WRITTEN PROBLEM: Check each line of the listing, and copy it if it contains the word "radius".

Records from a collection:
-=-=-

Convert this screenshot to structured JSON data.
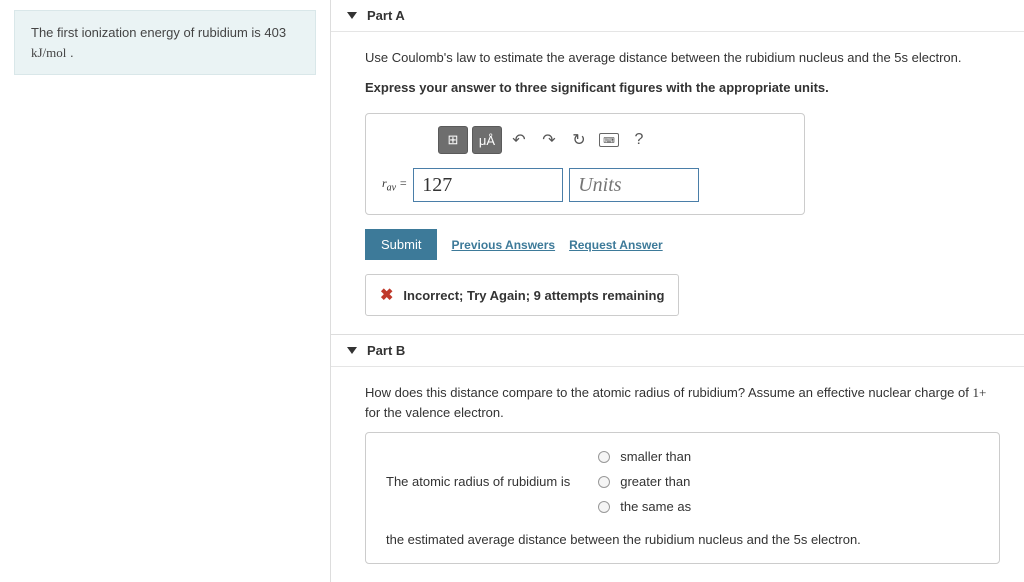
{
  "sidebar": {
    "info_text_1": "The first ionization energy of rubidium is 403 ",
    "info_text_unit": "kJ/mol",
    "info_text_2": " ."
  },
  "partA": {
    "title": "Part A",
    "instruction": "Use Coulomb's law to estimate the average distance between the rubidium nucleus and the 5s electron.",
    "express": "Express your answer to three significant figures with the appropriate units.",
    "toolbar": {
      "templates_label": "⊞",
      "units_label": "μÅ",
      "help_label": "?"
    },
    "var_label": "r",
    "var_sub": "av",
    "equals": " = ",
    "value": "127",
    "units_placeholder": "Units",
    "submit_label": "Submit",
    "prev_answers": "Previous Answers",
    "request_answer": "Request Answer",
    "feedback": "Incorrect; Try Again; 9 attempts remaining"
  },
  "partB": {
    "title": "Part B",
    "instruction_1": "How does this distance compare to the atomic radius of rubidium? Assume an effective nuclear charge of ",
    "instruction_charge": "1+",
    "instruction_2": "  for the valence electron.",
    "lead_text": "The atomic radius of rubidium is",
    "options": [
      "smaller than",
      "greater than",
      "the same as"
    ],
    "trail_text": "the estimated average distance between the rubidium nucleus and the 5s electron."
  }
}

-=-=-

TASK OUTPUT:
    "instruction_1": "How does this distance compare to the atomic radius of rubidium? Assume an effective nuclear charge of ",
    "lead_text": "The atomic radius of rubidium is",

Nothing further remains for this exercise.